▼
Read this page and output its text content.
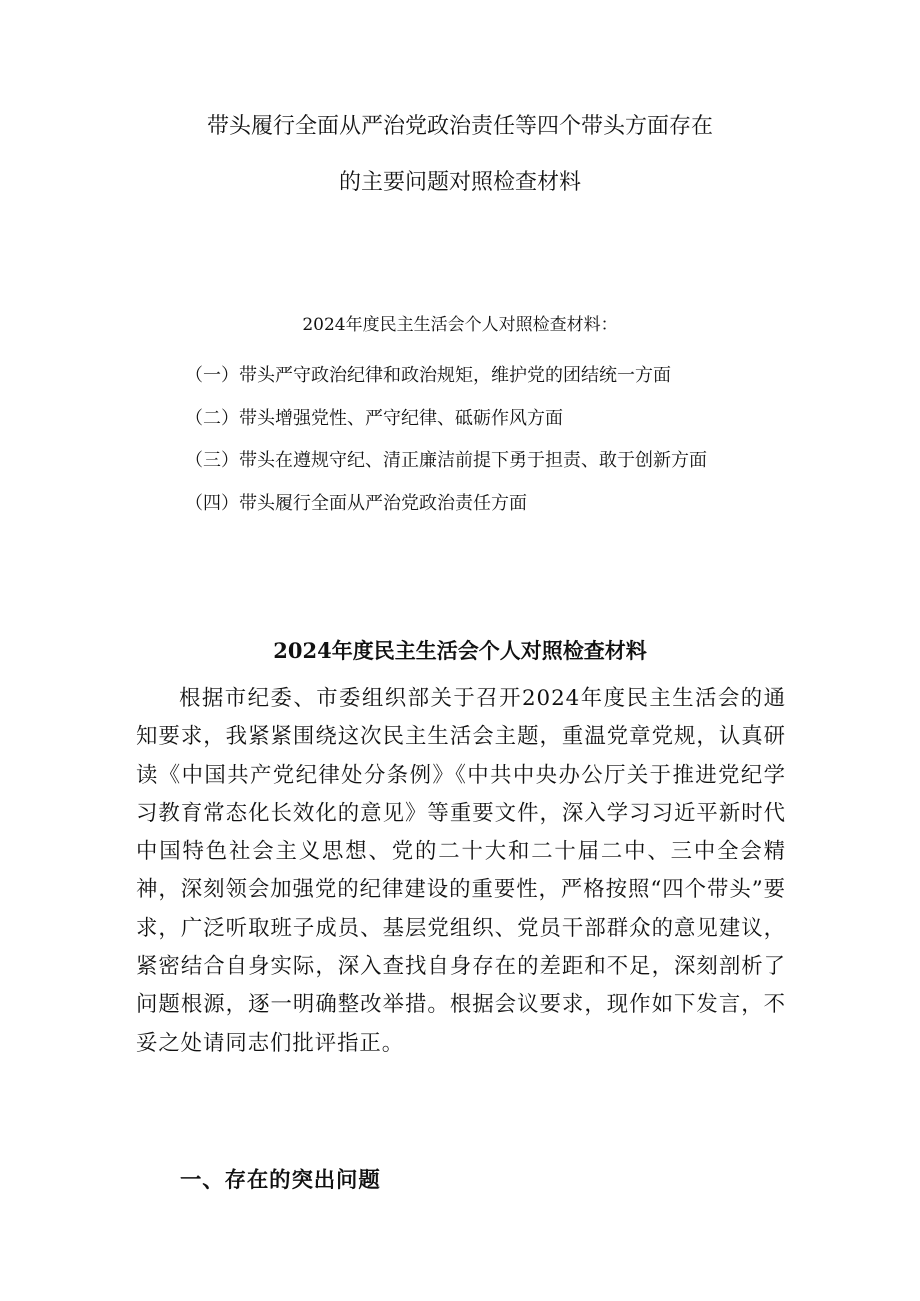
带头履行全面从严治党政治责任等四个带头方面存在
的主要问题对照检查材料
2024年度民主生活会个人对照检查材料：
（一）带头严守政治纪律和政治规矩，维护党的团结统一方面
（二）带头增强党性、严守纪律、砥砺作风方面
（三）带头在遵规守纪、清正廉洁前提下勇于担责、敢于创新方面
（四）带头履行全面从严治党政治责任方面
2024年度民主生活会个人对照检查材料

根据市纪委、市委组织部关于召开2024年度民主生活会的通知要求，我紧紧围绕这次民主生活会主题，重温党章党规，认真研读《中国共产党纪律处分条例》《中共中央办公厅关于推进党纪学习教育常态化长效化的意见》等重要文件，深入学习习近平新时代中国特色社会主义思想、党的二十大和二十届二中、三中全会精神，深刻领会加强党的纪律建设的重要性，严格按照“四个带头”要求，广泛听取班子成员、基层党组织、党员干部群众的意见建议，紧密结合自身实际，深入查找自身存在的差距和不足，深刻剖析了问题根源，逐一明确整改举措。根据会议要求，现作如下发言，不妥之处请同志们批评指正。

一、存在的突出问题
▲
▼
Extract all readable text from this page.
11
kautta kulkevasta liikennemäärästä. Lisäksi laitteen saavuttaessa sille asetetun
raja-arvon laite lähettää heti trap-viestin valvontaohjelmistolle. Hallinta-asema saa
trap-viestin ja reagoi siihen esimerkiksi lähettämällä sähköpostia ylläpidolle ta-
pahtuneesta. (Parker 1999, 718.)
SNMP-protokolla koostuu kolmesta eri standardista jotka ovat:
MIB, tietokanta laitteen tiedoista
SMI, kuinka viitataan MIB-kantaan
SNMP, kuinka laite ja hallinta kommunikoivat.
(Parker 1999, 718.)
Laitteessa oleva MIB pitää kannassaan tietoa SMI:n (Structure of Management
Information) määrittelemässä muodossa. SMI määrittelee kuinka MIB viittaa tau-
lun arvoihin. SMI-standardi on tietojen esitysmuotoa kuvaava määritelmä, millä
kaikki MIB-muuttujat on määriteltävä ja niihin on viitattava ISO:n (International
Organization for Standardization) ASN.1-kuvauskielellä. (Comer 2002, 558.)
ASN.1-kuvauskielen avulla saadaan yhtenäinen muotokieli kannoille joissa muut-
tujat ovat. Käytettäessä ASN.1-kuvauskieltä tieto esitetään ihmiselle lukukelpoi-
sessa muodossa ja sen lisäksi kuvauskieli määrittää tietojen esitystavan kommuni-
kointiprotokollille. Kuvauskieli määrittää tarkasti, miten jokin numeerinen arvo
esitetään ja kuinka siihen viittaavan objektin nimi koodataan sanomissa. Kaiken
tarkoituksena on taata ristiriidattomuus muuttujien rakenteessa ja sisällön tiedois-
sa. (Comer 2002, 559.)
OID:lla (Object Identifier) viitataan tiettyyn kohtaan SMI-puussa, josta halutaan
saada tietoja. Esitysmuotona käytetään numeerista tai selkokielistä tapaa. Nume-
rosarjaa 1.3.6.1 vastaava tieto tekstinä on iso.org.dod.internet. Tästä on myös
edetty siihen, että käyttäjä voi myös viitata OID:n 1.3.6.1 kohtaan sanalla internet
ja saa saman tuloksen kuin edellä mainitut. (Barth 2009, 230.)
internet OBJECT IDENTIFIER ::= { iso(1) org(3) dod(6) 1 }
▲
GOAL OF THE EXERCISE: Count each line with "tietojen" in it and report that figure by itself.

FINISHED EXERCISE: 2